- [Task data]
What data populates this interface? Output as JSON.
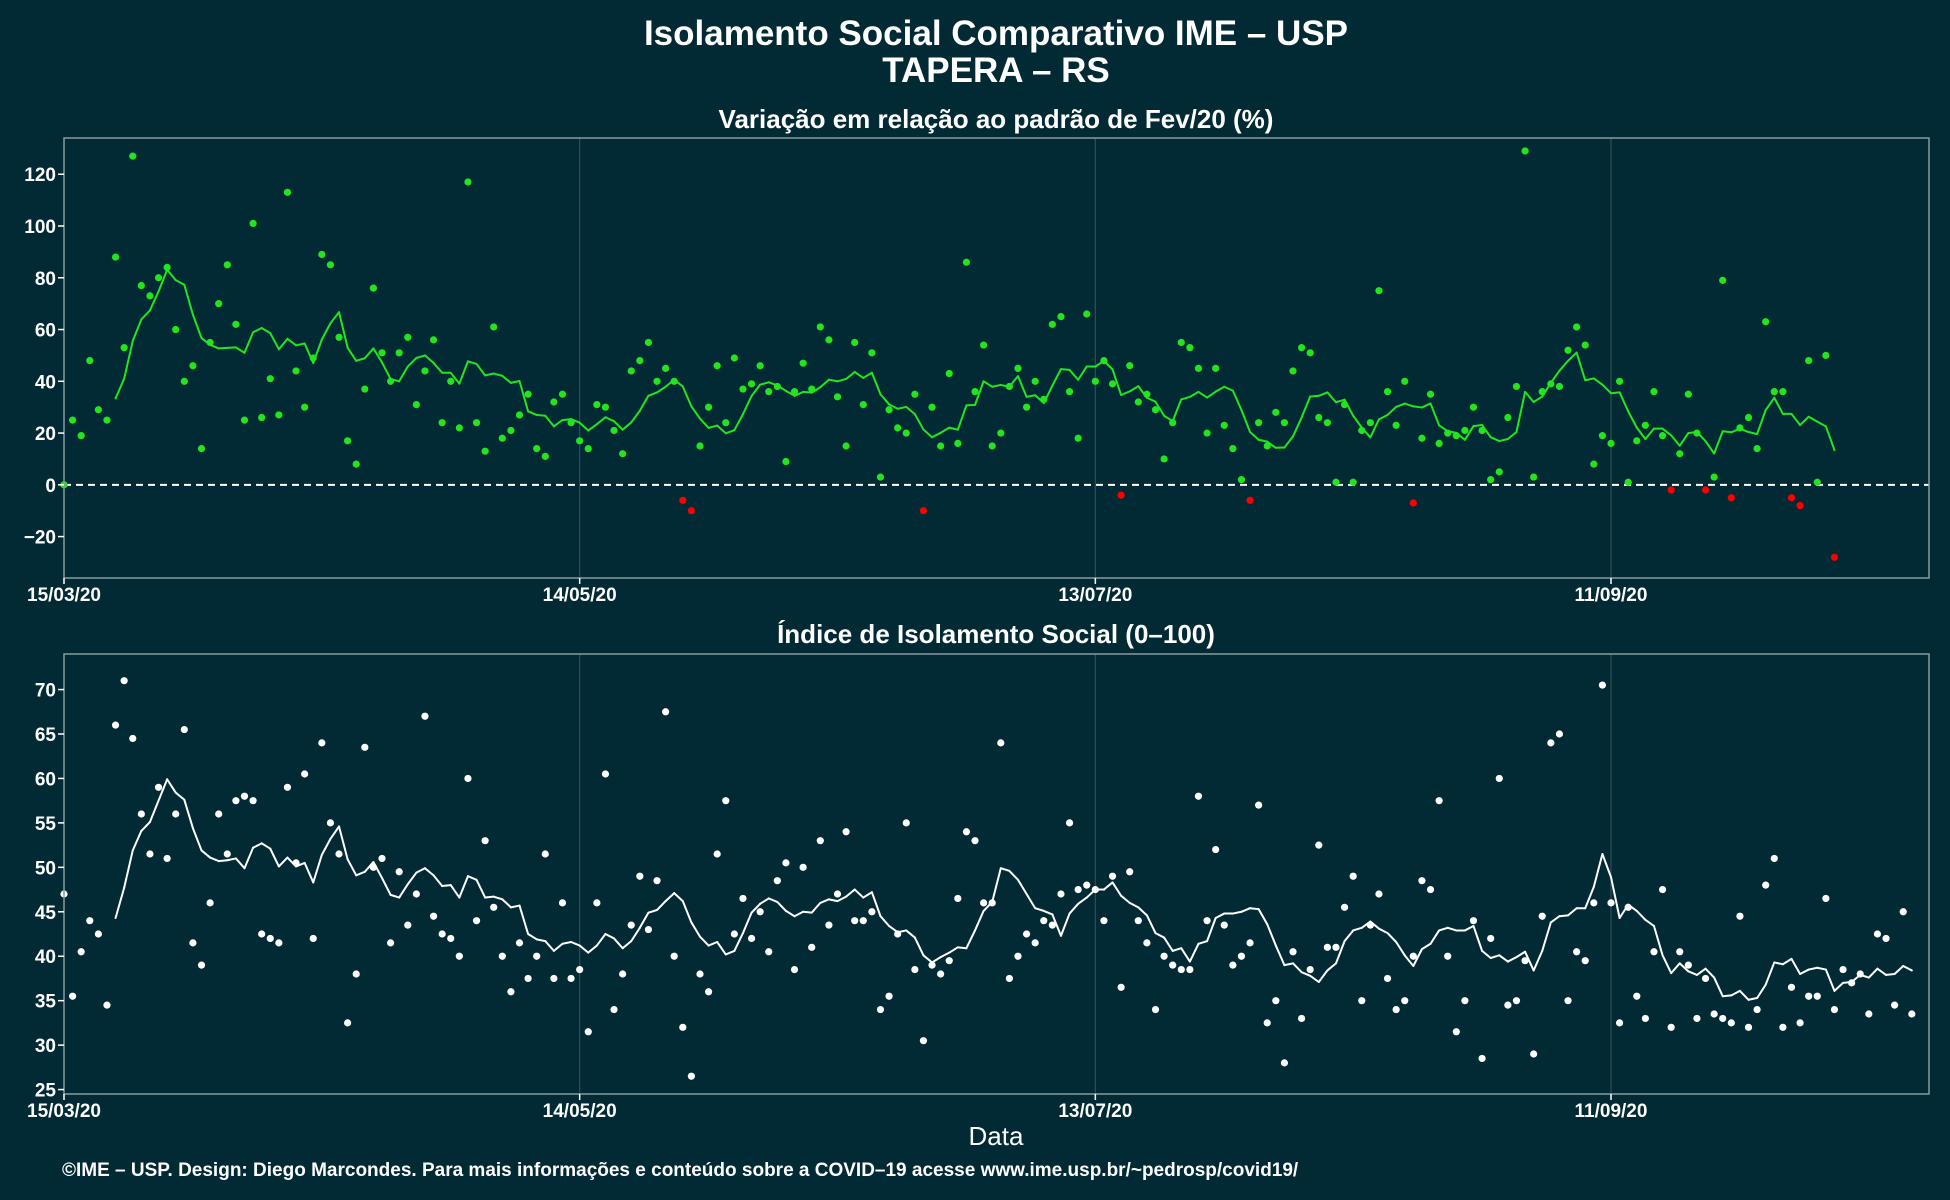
{
  "figure": {
    "title_line1": "Isolamento Social Comparativo IME – USP",
    "title_line2": "TAPERA – RS",
    "xlabel": "Data",
    "caption": "©IME – USP. Design: Diego Marcondes. Para mais informações e conteúdo sobre a COVID–19 acesse www.ime.usp.br/~pedrosp/covid19/"
  },
  "colors": {
    "background": "#022a35",
    "variation_positive": "#22e51e",
    "variation_negative": "#ff0000",
    "index": "#ffffff",
    "zero_line": "#ffffff"
  },
  "chart_data": [
    {
      "type": "scatter",
      "title": "Variação em relação ao padrão de Fev/20 (%)",
      "xlabel": "",
      "ylabel": "",
      "x_start": "2020-03-15",
      "x_ticks": [
        "15/03/20",
        "14/05/20",
        "13/07/20",
        "11/09/20"
      ],
      "x_tick_days": [
        0,
        60,
        120,
        180
      ],
      "xlim_days": [
        0,
        217
      ],
      "ylim": [
        -36,
        134
      ],
      "y_ticks": [
        -20,
        0,
        20,
        40,
        60,
        80,
        100,
        120
      ],
      "y_tick_labels": [
        "−20",
        "0",
        "20",
        "40",
        "60",
        "80",
        "100",
        "120"
      ],
      "reference_line": 0,
      "grid": true,
      "series": [
        {
          "kind": "points",
          "values": [
            0,
            25,
            19,
            48,
            29,
            25,
            88,
            53,
            127,
            77,
            73,
            80,
            84,
            60,
            40,
            46,
            14,
            55,
            70,
            85,
            62,
            25,
            101,
            26,
            41,
            27,
            113,
            44,
            30,
            49,
            89,
            85,
            57,
            17,
            8,
            37,
            76,
            51,
            40,
            51,
            57,
            31,
            44,
            56,
            24,
            40,
            22,
            117,
            24,
            13,
            61,
            18,
            21,
            27,
            35,
            14,
            11,
            32,
            35,
            24,
            17,
            14,
            31,
            30,
            21,
            12,
            44,
            48,
            55,
            40,
            45,
            40,
            -6,
            -10,
            15,
            30,
            46,
            24,
            49,
            37,
            39,
            46,
            36,
            38,
            9,
            36,
            47,
            37,
            61,
            56,
            34,
            15,
            55,
            31,
            51,
            3,
            29,
            22,
            20,
            35,
            -10,
            30,
            15,
            43,
            16,
            86,
            36,
            54,
            15,
            20,
            38,
            45,
            30,
            40,
            33,
            62,
            65,
            36,
            18,
            66,
            40,
            48,
            39,
            -4,
            46,
            32,
            35,
            29,
            10,
            24,
            55,
            53,
            45,
            20,
            45,
            23,
            14,
            2,
            -6,
            24,
            15,
            28,
            24,
            44,
            53,
            51,
            26,
            24,
            1,
            31,
            1,
            21,
            24,
            75,
            36,
            23,
            40,
            -7,
            18,
            35,
            16,
            20,
            19,
            21,
            30,
            21,
            2,
            5,
            26,
            38,
            129,
            3,
            36,
            39,
            38,
            52,
            61,
            54,
            8,
            19,
            16,
            40,
            1,
            17,
            23,
            36,
            19,
            -2,
            12,
            35,
            20,
            -2,
            3,
            79,
            -5,
            22,
            26,
            14,
            63,
            36,
            36,
            -5,
            -8,
            48,
            1,
            50,
            -28
          ]
        },
        {
          "kind": "moving_average",
          "values": [
            null,
            null,
            null,
            null,
            null,
            null,
            null,
            null,
            null,
            null,
            null,
            null,
            null,
            null,
            null,
            null,
            null,
            null,
            null,
            null,
            null,
            null,
            null,
            null,
            null,
            null,
            null,
            null,
            null,
            null,
            null,
            null,
            null,
            null,
            null,
            null,
            null,
            null,
            null,
            null,
            null,
            null,
            null,
            null,
            null,
            null,
            null,
            null,
            null,
            null,
            null,
            null,
            null,
            null,
            null,
            null,
            null,
            null,
            null,
            null,
            null,
            null,
            null,
            null,
            null,
            null,
            null,
            null,
            null,
            null,
            null,
            null,
            null,
            null,
            null,
            null,
            null,
            null,
            null,
            null,
            null,
            null,
            null,
            null,
            null,
            null,
            null,
            null,
            null,
            null,
            null,
            null,
            null,
            null,
            null,
            null,
            null,
            null,
            null,
            null,
            null,
            null,
            null,
            null,
            null,
            null,
            null,
            null,
            null,
            null,
            null,
            null,
            null,
            null,
            null,
            null,
            null,
            null,
            null,
            null,
            null,
            null,
            null,
            null,
            null,
            null,
            null,
            null,
            null,
            null,
            null,
            null,
            null,
            null,
            null,
            null,
            null,
            null,
            null,
            null,
            null,
            null,
            null,
            null,
            null,
            null,
            null,
            null,
            null,
            null,
            null,
            null,
            null,
            null,
            null,
            null,
            null,
            null,
            null,
            null,
            null,
            null,
            null,
            null,
            null,
            null,
            null,
            null,
            null,
            null,
            null,
            null,
            null,
            null,
            null,
            null,
            null,
            null,
            null,
            null,
            null,
            null,
            null,
            null,
            null,
            null,
            null,
            null,
            null,
            null,
            null,
            null,
            null,
            null,
            null,
            null,
            null,
            null,
            null,
            null,
            null,
            null,
            null,
            null,
            null,
            null,
            null,
            null,
            null,
            null,
            null,
            null,
            null,
            null,
            null,
            null,
            null
          ]
        }
      ]
    },
    {
      "type": "scatter",
      "title": "Índice de Isolamento Social (0–100)",
      "xlabel": "Data",
      "ylabel": "",
      "x_start": "2020-03-15",
      "x_ticks": [
        "15/03/20",
        "14/05/20",
        "13/07/20",
        "11/09/20"
      ],
      "x_tick_days": [
        0,
        60,
        120,
        180
      ],
      "xlim_days": [
        0,
        217
      ],
      "ylim": [
        24.5,
        74
      ],
      "y_ticks": [
        25,
        30,
        35,
        40,
        45,
        50,
        55,
        60,
        65,
        70
      ],
      "grid": true,
      "series": [
        {
          "kind": "points",
          "values": [
            47,
            35.5,
            40.5,
            44,
            42.5,
            34.5,
            66,
            71,
            64.5,
            56,
            51.5,
            59,
            51,
            56,
            65.5,
            41.5,
            39,
            46,
            56,
            51.5,
            57.5,
            58,
            57.5,
            42.5,
            42,
            41.5,
            59,
            50.5,
            60.5,
            42,
            64,
            55,
            51.5,
            32.5,
            38,
            63.5,
            50,
            51,
            41.5,
            49.5,
            43.5,
            47,
            67,
            44.5,
            42.5,
            42,
            40,
            60,
            44,
            53,
            45.5,
            40,
            36,
            41.5,
            37.5,
            40,
            51.5,
            37.5,
            46,
            37.5,
            38.5,
            31.5,
            46,
            60.5,
            34,
            38,
            43.5,
            49,
            43,
            48.5,
            67.5,
            40,
            32,
            26.5,
            38,
            36,
            51.5,
            57.5,
            42.5,
            46.5,
            42,
            45,
            40.5,
            48.5,
            50.5,
            38.5,
            50,
            41,
            53,
            43.5,
            47,
            54,
            44,
            44,
            45,
            34,
            35.5,
            42.5,
            55,
            38.5,
            30.5,
            39,
            38,
            39.5,
            46.5,
            54,
            53,
            46,
            46,
            64,
            37.5,
            40,
            42.5,
            41.5,
            44,
            43.5,
            47,
            55,
            47.5,
            48,
            47.5,
            44,
            49,
            36.5,
            49.5,
            44,
            41.5,
            34,
            40,
            39,
            38.5,
            38.5,
            58,
            44,
            52,
            43.5,
            39,
            40,
            41.5,
            57,
            32.5,
            35,
            28,
            40.5,
            33,
            38.5,
            52.5,
            41,
            41,
            45.5,
            49,
            35,
            43.5,
            47,
            37.5,
            34,
            35,
            40,
            48.5,
            47.5,
            57.5,
            40,
            31.5,
            35,
            44,
            28.5,
            42,
            60,
            34.5,
            35,
            39.5,
            29,
            44.5,
            64,
            65,
            35,
            40.5,
            39.5,
            46,
            70.5,
            46,
            32.5,
            45.5,
            35.5,
            33,
            40.5,
            47.5,
            32,
            40.5,
            39,
            33,
            37.5,
            33.5,
            33,
            32.5,
            44.5,
            32,
            34,
            48,
            51,
            32,
            36.5,
            32.5,
            35.5,
            35.5,
            46.5,
            34,
            38.5,
            37,
            38,
            33.5,
            42.5,
            42,
            34.5,
            45,
            33.5
          ]
        },
        {
          "kind": "moving_average",
          "values": [
            null,
            null,
            null,
            null,
            null,
            null,
            null,
            null,
            null,
            null,
            null,
            null,
            null,
            null,
            null,
            null,
            null,
            null,
            null,
            null,
            null,
            null,
            null,
            null,
            null,
            null,
            null,
            null,
            null,
            null,
            null,
            null,
            null,
            null,
            null,
            null,
            null,
            null,
            null,
            null,
            null,
            null,
            null,
            null,
            null,
            null,
            null,
            null,
            null,
            null,
            null,
            null,
            null,
            null,
            null,
            null,
            null,
            null,
            null,
            null,
            null,
            null,
            null,
            null,
            null,
            null,
            null,
            null,
            null,
            null,
            null,
            null,
            null,
            null,
            null,
            null,
            null,
            null,
            null,
            null,
            null,
            null,
            null,
            null,
            null,
            null,
            null,
            null,
            null,
            null,
            null,
            null,
            null,
            null,
            null,
            null,
            null,
            null,
            null,
            null,
            null,
            null,
            null,
            null,
            null,
            null,
            null,
            null,
            null,
            null,
            null,
            null,
            null,
            null,
            null,
            null,
            null,
            null,
            null,
            null,
            null,
            null,
            null,
            null,
            null,
            null,
            null,
            null,
            null,
            null,
            null,
            null,
            null,
            null,
            null,
            null,
            null,
            null,
            null,
            null,
            null,
            null,
            null,
            null,
            null,
            null,
            null,
            null,
            null,
            null,
            null,
            null,
            null,
            null,
            null,
            null,
            null,
            null,
            null,
            null,
            null,
            null,
            null,
            null,
            null,
            null,
            null,
            null,
            null,
            null,
            null,
            null,
            null,
            null,
            null,
            null,
            null,
            null,
            null,
            null,
            null,
            null,
            null,
            null,
            null,
            null,
            null,
            null,
            null,
            null,
            null,
            null,
            null,
            null,
            null,
            null,
            null,
            null,
            null,
            null,
            null,
            null,
            null,
            null,
            null,
            null,
            null,
            null,
            null,
            null,
            null,
            null,
            null,
            null,
            null,
            null,
            null,
            null
          ]
        }
      ]
    }
  ]
}
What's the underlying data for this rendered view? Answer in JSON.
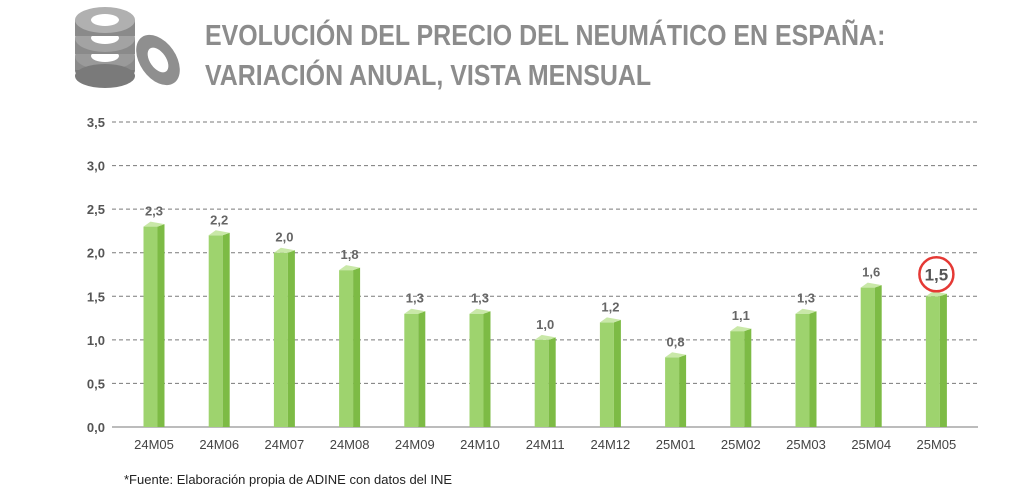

- [Problem details] Return all lines containing the word "JSON".

- [Correct result]
What data populates this interface? Output as JSON.
What's the underlying data for this rendered view? Answer in JSON.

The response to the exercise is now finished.